● **CHALLENGE**
Copy every line that mentions the word "shots".

--- Begin DATA FOR THIS TASK ---

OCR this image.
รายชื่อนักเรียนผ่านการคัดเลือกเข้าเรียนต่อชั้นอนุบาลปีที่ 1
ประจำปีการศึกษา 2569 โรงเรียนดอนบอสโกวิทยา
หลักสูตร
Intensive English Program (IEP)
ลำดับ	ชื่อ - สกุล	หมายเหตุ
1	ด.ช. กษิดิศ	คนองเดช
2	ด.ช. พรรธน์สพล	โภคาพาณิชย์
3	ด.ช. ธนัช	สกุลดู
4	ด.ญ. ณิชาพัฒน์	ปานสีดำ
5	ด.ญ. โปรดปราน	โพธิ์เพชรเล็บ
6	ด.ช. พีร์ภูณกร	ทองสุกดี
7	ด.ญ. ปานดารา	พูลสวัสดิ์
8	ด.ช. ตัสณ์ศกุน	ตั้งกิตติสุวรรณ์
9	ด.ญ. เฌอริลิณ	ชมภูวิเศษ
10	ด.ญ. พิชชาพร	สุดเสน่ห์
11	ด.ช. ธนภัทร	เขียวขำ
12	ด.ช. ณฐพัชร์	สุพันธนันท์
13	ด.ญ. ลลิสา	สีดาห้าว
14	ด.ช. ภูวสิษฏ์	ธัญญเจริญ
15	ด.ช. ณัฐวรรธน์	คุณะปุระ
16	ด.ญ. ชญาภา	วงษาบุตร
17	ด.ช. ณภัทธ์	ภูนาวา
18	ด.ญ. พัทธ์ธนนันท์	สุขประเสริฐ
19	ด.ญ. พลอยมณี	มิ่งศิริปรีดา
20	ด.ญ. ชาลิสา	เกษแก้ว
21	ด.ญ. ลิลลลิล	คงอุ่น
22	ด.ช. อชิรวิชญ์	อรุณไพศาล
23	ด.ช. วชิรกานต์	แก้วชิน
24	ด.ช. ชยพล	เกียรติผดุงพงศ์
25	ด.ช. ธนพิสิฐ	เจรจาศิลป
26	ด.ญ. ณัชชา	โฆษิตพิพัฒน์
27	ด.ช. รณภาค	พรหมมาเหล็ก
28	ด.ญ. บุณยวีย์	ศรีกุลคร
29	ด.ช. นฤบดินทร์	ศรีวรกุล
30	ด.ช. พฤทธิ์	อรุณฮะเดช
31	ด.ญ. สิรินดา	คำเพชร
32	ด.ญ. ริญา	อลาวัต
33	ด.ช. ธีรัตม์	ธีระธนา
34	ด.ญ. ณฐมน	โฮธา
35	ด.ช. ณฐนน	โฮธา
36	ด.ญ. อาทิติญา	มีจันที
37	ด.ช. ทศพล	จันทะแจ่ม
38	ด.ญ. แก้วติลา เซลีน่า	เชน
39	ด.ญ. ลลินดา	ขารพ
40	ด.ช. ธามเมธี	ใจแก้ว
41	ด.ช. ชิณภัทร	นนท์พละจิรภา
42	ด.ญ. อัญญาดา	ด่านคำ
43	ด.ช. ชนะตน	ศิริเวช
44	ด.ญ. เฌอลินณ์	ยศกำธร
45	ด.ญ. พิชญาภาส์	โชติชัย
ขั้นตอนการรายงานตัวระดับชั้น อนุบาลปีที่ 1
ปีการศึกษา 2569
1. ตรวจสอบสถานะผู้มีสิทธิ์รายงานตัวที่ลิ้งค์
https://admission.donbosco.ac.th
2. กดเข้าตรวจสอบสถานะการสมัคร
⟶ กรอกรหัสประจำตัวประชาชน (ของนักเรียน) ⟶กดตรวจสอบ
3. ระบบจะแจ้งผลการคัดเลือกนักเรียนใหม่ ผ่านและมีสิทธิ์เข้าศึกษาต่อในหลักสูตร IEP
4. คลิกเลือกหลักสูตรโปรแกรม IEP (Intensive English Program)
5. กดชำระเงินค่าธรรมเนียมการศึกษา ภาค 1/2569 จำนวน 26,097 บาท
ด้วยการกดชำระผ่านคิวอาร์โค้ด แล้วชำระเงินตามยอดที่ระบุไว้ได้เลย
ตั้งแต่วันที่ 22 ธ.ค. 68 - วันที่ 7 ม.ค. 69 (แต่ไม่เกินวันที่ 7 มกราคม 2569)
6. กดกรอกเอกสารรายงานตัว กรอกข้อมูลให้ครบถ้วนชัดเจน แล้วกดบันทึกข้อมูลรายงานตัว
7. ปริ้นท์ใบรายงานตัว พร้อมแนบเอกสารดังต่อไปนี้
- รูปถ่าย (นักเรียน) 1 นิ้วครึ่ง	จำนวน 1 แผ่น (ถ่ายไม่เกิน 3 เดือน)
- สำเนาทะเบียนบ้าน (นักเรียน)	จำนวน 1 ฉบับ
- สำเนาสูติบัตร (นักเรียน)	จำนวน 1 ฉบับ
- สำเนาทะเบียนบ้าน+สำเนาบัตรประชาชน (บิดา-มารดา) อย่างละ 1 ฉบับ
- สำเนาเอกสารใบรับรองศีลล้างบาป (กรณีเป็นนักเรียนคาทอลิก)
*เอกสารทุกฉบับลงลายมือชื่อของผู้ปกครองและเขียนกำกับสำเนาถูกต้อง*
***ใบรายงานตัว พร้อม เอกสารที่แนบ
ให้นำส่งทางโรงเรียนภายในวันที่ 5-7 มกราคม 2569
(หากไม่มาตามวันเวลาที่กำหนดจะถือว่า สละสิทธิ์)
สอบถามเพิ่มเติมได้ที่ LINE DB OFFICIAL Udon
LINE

--- End DATA FOR THIS TASK ---
--- Begin DATA FOR THIS TASK ---

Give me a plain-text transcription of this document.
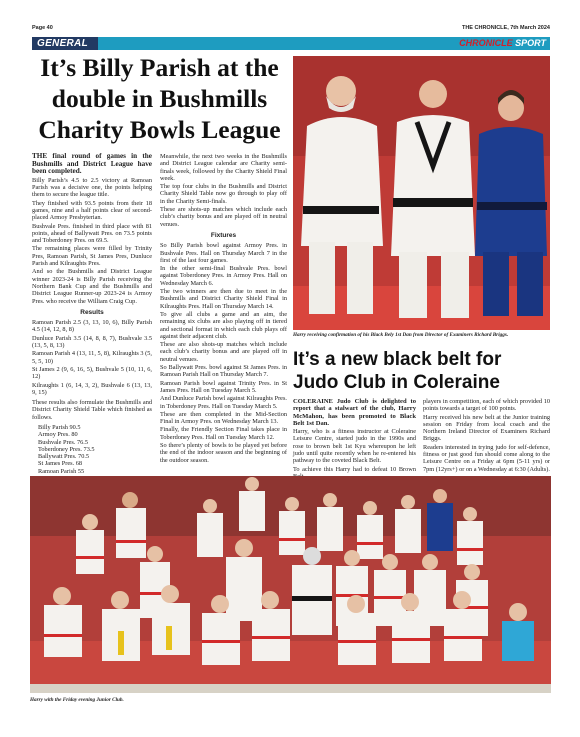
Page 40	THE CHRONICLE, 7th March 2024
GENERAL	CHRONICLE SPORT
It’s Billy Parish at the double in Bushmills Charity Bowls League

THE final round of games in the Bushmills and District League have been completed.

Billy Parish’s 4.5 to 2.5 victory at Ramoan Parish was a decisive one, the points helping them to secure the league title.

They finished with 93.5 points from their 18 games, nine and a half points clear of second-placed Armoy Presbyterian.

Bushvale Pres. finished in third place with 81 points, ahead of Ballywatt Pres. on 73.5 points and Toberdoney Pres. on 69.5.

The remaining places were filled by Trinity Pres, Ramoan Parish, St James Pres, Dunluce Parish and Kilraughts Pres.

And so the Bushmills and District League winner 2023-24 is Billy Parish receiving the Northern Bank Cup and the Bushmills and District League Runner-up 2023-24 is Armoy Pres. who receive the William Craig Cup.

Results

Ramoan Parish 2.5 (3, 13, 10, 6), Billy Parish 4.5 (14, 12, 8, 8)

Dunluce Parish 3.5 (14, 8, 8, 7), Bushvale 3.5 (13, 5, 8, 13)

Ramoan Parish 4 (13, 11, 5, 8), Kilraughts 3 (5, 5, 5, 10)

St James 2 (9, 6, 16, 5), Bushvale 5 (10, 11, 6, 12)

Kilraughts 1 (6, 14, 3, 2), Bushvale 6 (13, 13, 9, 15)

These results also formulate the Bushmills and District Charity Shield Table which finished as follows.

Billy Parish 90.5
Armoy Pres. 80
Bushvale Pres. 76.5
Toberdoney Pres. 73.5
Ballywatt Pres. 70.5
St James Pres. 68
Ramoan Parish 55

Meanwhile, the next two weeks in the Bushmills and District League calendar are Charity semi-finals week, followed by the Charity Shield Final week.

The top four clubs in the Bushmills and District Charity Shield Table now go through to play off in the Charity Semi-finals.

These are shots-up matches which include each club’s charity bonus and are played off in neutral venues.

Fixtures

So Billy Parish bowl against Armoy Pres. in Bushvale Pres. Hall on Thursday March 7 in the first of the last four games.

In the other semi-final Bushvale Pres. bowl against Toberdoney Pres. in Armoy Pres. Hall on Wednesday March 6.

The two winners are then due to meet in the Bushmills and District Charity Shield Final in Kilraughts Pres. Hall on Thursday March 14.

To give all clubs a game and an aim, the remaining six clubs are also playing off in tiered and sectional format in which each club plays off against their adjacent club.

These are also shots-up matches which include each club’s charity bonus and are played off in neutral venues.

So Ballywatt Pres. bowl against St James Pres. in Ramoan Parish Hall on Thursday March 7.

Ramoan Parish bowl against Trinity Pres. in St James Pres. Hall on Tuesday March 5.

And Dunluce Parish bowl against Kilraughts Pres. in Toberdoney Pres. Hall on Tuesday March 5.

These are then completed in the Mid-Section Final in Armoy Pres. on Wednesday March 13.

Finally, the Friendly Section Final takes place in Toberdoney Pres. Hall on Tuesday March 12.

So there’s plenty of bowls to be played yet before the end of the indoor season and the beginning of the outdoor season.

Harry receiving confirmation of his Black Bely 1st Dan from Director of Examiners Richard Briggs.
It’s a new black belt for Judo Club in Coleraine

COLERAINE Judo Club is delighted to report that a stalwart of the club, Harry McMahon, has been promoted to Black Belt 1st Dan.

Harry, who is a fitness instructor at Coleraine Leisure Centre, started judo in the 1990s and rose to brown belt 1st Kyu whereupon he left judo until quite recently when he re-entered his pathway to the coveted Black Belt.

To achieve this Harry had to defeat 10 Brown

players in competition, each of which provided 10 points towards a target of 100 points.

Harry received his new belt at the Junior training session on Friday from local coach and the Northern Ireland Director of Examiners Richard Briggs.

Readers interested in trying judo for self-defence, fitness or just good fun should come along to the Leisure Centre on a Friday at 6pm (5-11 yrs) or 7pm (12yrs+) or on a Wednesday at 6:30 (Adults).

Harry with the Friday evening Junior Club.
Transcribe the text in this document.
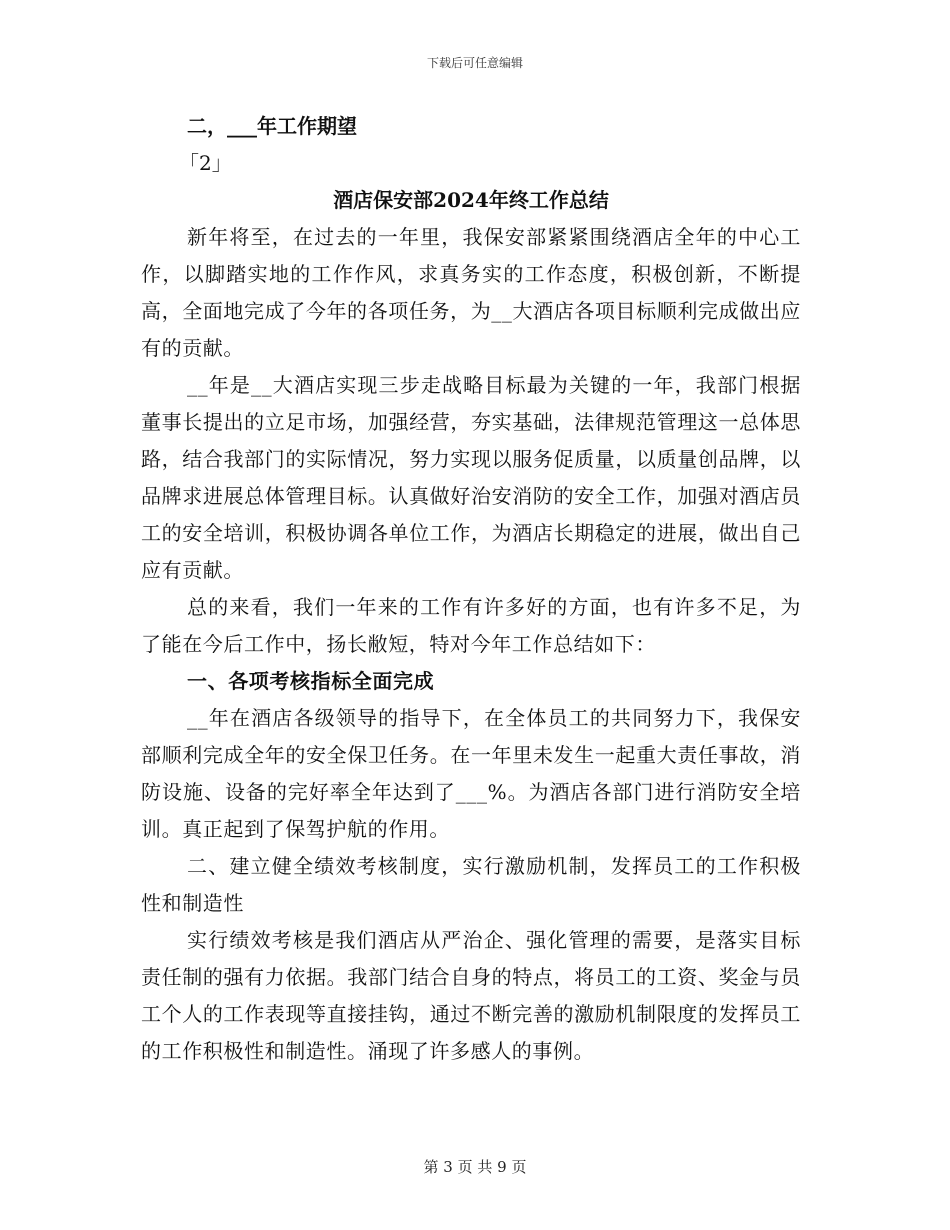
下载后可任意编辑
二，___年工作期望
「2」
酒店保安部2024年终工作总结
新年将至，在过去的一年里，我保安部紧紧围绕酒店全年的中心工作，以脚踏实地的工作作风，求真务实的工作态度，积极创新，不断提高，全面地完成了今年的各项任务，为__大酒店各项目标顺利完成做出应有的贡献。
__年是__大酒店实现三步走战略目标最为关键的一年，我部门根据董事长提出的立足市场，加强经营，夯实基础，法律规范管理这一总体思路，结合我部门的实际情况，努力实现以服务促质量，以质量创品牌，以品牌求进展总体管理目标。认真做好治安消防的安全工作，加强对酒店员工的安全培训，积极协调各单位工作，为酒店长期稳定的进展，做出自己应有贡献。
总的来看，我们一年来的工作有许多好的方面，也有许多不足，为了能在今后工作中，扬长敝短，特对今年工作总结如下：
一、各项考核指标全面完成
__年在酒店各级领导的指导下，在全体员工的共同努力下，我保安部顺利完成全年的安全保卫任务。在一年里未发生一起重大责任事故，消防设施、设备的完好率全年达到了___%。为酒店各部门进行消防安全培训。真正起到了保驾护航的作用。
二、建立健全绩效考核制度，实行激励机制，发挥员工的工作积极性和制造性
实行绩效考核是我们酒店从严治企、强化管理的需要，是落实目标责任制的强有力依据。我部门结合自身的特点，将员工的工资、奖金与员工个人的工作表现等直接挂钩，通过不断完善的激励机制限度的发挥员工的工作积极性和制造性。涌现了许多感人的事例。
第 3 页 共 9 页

--- End DATA FOR THIS TASK ---

● **WORKED SOLUTION**
These are shots-up matches which include each club’s charity bonus and are played off in neutral venues.
These are also shots-up matches which include each club’s charity bonus and are played off in neutral venues.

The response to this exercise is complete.